Dataset items
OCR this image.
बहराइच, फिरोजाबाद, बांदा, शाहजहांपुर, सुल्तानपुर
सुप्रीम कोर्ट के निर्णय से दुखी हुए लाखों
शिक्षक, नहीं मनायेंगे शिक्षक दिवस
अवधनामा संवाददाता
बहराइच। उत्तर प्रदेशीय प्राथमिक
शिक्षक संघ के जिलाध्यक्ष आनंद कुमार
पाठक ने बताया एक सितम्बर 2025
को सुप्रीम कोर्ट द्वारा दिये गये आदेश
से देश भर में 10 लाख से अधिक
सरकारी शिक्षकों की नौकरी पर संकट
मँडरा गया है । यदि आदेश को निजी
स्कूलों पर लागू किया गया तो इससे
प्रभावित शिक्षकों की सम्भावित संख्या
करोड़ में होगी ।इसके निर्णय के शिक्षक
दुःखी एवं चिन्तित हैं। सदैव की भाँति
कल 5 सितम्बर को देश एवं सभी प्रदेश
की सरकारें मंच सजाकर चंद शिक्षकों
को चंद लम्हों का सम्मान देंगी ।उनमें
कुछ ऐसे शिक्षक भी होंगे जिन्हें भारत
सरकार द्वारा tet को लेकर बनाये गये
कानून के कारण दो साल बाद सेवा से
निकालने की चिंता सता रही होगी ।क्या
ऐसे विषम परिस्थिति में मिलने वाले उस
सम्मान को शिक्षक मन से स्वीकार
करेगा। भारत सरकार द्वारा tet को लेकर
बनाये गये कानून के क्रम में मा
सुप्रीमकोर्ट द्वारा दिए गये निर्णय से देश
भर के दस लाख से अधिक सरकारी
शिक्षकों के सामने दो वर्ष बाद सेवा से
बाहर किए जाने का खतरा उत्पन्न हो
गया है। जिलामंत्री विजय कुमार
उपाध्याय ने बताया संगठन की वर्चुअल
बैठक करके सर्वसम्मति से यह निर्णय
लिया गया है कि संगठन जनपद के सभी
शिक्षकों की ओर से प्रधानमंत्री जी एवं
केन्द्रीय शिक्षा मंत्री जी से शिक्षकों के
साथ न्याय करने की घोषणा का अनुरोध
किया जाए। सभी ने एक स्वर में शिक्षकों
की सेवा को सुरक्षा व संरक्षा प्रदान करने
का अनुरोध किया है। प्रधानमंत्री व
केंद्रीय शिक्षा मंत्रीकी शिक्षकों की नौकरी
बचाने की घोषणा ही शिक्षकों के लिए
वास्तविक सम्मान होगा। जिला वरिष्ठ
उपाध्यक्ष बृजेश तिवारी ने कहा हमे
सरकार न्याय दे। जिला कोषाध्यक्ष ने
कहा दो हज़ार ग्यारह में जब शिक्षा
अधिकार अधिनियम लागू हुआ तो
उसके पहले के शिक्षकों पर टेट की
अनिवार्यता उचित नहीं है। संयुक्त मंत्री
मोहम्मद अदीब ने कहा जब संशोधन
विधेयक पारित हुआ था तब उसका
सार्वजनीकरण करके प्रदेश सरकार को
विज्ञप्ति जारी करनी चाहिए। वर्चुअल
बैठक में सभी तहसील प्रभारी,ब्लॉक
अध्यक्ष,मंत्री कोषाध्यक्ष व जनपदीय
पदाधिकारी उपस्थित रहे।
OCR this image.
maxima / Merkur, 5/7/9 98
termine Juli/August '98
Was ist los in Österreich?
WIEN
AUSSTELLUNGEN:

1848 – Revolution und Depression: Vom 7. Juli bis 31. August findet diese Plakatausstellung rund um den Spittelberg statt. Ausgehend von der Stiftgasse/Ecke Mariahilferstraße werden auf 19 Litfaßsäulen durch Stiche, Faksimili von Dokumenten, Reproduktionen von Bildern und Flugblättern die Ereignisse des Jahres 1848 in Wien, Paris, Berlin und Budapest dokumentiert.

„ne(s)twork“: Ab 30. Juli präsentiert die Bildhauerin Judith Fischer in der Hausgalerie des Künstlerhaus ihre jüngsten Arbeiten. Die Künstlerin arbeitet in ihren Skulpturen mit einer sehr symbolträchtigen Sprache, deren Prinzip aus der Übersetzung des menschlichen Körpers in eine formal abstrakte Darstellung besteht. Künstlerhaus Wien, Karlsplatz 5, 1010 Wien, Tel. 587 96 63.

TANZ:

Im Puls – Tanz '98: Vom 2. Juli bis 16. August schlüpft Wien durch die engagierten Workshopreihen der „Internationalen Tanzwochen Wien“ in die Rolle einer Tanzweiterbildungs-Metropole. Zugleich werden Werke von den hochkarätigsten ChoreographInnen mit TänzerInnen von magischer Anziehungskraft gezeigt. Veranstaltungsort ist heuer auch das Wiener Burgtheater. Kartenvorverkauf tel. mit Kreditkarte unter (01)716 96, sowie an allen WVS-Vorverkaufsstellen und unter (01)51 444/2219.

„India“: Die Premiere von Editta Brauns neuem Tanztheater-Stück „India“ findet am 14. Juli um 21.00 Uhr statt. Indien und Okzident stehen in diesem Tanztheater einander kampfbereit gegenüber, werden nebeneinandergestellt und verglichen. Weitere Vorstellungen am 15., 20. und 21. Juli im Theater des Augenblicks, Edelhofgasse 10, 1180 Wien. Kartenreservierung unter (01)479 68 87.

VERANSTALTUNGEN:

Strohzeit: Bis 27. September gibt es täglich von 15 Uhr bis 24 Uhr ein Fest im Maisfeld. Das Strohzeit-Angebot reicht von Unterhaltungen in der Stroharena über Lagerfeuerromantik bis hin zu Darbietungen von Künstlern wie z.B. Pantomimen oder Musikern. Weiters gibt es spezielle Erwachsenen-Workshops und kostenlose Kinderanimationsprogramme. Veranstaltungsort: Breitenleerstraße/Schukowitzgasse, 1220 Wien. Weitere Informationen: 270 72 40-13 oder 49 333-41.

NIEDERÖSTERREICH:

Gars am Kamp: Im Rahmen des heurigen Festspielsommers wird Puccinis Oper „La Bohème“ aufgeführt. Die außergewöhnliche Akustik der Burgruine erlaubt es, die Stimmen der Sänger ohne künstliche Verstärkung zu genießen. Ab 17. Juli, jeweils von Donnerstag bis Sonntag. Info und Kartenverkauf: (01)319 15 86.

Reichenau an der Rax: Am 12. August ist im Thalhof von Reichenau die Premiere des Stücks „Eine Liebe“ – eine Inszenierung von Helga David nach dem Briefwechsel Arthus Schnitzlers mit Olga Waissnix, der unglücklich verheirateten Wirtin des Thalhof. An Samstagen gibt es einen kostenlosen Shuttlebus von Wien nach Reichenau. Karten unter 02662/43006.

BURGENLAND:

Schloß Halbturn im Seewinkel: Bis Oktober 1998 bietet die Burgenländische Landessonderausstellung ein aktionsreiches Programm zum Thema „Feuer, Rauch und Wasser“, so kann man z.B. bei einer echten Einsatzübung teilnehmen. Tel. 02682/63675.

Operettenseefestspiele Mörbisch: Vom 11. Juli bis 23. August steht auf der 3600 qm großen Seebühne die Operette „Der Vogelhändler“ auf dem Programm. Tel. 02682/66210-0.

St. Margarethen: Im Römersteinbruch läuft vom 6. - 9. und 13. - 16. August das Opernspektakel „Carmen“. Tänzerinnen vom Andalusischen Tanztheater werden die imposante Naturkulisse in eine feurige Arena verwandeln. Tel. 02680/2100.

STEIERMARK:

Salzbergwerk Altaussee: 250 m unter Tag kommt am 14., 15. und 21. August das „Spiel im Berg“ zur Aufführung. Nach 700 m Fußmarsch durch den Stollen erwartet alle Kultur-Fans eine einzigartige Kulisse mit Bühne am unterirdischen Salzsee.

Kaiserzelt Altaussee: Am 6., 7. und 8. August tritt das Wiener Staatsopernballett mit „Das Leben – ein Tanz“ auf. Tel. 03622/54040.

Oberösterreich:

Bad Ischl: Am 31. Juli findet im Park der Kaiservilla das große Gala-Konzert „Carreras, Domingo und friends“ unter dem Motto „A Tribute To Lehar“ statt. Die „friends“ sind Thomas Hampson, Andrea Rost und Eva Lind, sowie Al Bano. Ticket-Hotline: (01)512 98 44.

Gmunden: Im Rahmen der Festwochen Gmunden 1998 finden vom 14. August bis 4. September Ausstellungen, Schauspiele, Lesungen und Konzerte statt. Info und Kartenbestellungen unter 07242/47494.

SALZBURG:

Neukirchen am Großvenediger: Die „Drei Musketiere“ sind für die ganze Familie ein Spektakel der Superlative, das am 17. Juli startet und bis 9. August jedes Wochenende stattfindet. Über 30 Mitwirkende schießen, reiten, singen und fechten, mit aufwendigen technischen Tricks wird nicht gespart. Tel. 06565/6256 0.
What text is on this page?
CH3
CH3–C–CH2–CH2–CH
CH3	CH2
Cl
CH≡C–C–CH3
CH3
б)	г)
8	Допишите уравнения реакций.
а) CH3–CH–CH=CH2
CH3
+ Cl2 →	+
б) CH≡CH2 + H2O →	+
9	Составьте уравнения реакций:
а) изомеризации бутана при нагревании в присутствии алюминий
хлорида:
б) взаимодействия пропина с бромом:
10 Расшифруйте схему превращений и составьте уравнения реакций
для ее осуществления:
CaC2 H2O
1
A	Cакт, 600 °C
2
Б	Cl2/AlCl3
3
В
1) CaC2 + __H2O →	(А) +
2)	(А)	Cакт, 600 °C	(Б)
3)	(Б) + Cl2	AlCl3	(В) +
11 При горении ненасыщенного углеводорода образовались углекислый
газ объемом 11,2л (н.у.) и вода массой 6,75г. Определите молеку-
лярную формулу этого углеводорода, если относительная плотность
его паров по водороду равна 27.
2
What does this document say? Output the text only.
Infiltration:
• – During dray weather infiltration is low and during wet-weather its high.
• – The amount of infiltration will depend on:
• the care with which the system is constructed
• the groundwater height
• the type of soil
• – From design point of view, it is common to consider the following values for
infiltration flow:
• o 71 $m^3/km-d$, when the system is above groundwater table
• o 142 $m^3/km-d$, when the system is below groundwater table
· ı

GOAL
Locate "What does this" in the material, then quote the line that contains it and all lines after it through the final one.

SOLUTION TO THIS EXERCISE
What does this document say? Output the text only.
Infiltration:
• – During dray weather infiltration is low and during wet-weather its high.
• – The amount of infiltration will depend on:
• the care with which the system is constructed
• the groundwater height
• the type of soil
• – From design point of view, it is common to consider the following values for
infiltration flow:
• o 71 $m^3/km-d$, when the system is above groundwater table
• o 142 $m^3/km-d$, when the system is below groundwater table
· ı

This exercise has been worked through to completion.